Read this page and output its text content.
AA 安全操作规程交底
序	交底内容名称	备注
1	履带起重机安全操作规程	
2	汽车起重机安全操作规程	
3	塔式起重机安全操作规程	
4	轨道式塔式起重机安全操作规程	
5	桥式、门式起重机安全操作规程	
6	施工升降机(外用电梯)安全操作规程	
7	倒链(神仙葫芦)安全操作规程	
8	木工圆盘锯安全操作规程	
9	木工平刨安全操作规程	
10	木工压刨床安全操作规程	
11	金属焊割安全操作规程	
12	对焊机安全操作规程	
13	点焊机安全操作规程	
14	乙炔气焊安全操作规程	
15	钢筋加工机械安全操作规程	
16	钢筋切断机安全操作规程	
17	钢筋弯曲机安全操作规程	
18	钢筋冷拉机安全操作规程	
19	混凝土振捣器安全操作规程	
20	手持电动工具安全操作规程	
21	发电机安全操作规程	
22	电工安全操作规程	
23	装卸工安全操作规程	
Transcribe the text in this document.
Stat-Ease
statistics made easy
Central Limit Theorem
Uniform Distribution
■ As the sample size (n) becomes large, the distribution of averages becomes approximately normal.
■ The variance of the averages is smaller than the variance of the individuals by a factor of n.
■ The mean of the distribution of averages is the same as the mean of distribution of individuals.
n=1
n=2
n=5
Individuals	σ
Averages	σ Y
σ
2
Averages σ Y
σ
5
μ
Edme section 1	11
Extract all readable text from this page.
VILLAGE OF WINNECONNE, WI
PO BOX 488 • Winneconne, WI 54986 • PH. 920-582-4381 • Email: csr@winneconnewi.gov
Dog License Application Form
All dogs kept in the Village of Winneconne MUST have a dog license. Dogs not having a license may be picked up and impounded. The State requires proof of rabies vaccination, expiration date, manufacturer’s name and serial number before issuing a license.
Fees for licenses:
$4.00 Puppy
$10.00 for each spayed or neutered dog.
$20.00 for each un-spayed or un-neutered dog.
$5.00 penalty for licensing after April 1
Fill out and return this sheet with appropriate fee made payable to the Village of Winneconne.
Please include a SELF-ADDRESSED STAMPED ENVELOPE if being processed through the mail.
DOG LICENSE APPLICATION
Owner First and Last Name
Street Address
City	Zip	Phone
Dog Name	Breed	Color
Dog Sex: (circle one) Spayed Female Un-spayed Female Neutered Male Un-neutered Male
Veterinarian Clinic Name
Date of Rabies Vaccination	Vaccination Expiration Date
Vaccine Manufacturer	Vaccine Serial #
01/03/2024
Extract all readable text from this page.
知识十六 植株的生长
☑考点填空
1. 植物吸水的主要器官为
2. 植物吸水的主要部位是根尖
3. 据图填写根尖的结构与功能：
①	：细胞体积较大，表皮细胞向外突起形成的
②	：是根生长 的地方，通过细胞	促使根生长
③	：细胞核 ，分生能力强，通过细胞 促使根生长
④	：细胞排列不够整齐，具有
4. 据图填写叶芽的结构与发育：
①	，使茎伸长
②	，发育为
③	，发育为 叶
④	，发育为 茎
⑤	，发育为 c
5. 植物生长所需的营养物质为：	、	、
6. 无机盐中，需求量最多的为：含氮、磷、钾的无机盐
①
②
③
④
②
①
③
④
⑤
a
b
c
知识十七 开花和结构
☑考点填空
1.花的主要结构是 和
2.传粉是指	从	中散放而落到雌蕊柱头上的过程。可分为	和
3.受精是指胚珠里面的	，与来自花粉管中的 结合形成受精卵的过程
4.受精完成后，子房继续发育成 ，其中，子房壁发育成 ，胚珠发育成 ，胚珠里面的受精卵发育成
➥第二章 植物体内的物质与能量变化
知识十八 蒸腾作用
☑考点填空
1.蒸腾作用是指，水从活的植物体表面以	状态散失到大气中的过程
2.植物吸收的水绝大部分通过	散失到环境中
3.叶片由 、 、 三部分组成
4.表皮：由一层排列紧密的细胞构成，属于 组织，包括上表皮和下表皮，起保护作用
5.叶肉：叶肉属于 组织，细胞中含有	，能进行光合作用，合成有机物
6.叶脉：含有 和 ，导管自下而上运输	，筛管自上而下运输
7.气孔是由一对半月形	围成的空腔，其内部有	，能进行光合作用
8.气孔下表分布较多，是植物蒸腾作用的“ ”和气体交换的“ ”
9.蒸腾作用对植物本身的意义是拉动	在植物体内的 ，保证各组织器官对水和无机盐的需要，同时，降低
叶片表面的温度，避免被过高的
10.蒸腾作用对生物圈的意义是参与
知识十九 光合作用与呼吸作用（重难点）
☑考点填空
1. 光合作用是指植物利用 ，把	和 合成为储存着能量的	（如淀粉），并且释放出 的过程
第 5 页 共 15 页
----
=== What this task involves ===
Please set down the whole listing above without altering a single line.

=== Exercise output ===
Read this page and output its text content.
AA 安全操作规程交底
序	交底内容名称	备注
1	履带起重机安全操作规程	
2	汽车起重机安全操作规程	
3	塔式起重机安全操作规程	
4	轨道式塔式起重机安全操作规程	
5	桥式、门式起重机安全操作规程	
6	施工升降机(外用电梯)安全操作规程	
7	倒链(神仙葫芦)安全操作规程	
8	木工圆盘锯安全操作规程	
9	木工平刨安全操作规程	
10	木工压刨床安全操作规程	
11	金属焊割安全操作规程	
12	对焊机安全操作规程	
13	点焊机安全操作规程	
14	乙炔气焊安全操作规程	
15	钢筋加工机械安全操作规程	
16	钢筋切断机安全操作规程	
17	钢筋弯曲机安全操作规程	
18	钢筋冷拉机安全操作规程	
19	混凝土振捣器安全操作规程	
20	手持电动工具安全操作规程	
21	发电机安全操作规程	
22	电工安全操作规程	
23	装卸工安全操作规程	
Transcribe the text in this document.
Stat-Ease
statistics made easy
Central Limit Theorem
Uniform Distribution
■ As the sample size (n) becomes large, the distribution of averages becomes approximately normal.
■ The variance of the averages is smaller than the variance of the individuals by a factor of n.
■ The mean of the distribution of averages is the same as the mean of distribution of individuals.
n=1
n=2
n=5
Individuals	σ
Averages	σ Y
σ
2
Averages σ Y
σ
5
μ
Edme section 1	11
Extract all readable text from this page.
VILLAGE OF WINNECONNE, WI
PO BOX 488 • Winneconne, WI 54986 • PH. 920-582-4381 • Email: csr@winneconnewi.gov
Dog License Application Form
All dogs kept in the Village of Winneconne MUST have a dog license. Dogs not having a license may be picked up and impounded. The State requires proof of rabies vaccination, expiration date, manufacturer’s name and serial number before issuing a license.
Fees for licenses:
$4.00 Puppy
$10.00 for each spayed or neutered dog.
$20.00 for each un-spayed or un-neutered dog.
$5.00 penalty for licensing after April 1
Fill out and return this sheet with appropriate fee made payable to the Village of Winneconne.
Please include a SELF-ADDRESSED STAMPED ENVELOPE if being processed through the mail.
DOG LICENSE APPLICATION
Owner First and Last Name
Street Address
City	Zip	Phone
Dog Name	Breed	Color
Dog Sex: (circle one) Spayed Female Un-spayed Female Neutered Male Un-neutered Male
Veterinarian Clinic Name
Date of Rabies Vaccination	Vaccination Expiration Date
Vaccine Manufacturer	Vaccine Serial #
01/03/2024
Extract all readable text from this page.
知识十六 植株的生长
☑考点填空
1. 植物吸水的主要器官为
2. 植物吸水的主要部位是根尖
3. 据图填写根尖的结构与功能：
①	：细胞体积较大，表皮细胞向外突起形成的
②	：是根生长 的地方，通过细胞	促使根生长
③	：细胞核 ，分生能力强，通过细胞 促使根生长
④	：细胞排列不够整齐，具有
4. 据图填写叶芽的结构与发育：
①	，使茎伸长
②	，发育为
③	，发育为 叶
④	，发育为 茎
⑤	，发育为 c
5. 植物生长所需的营养物质为：	、	、
6. 无机盐中，需求量最多的为：含氮、磷、钾的无机盐
①
②
③
④
②
①
③
④
⑤
a
b
c
知识十七 开花和结构
☑考点填空
1.花的主要结构是 和
2.传粉是指	从	中散放而落到雌蕊柱头上的过程。可分为	和
3.受精是指胚珠里面的	，与来自花粉管中的 结合形成受精卵的过程
4.受精完成后，子房继续发育成 ，其中，子房壁发育成 ，胚珠发育成 ，胚珠里面的受精卵发育成
➥第二章 植物体内的物质与能量变化
知识十八 蒸腾作用
☑考点填空
1.蒸腾作用是指，水从活的植物体表面以	状态散失到大气中的过程
2.植物吸收的水绝大部分通过	散失到环境中
3.叶片由 、 、 三部分组成
4.表皮：由一层排列紧密的细胞构成，属于 组织，包括上表皮和下表皮，起保护作用
5.叶肉：叶肉属于 组织，细胞中含有	，能进行光合作用，合成有机物
6.叶脉：含有 和 ，导管自下而上运输	，筛管自上而下运输
7.气孔是由一对半月形	围成的空腔，其内部有	，能进行光合作用
8.气孔下表分布较多，是植物蒸腾作用的“ ”和气体交换的“ ”
9.蒸腾作用对植物本身的意义是拉动	在植物体内的 ，保证各组织器官对水和无机盐的需要，同时，降低
叶片表面的温度，避免被过高的
10.蒸腾作用对生物圈的意义是参与
知识十九 光合作用与呼吸作用（重难点）
☑考点填空
1. 光合作用是指植物利用 ，把	和 合成为储存着能量的	（如淀粉），并且释放出 的过程
第 5 页 共 15 页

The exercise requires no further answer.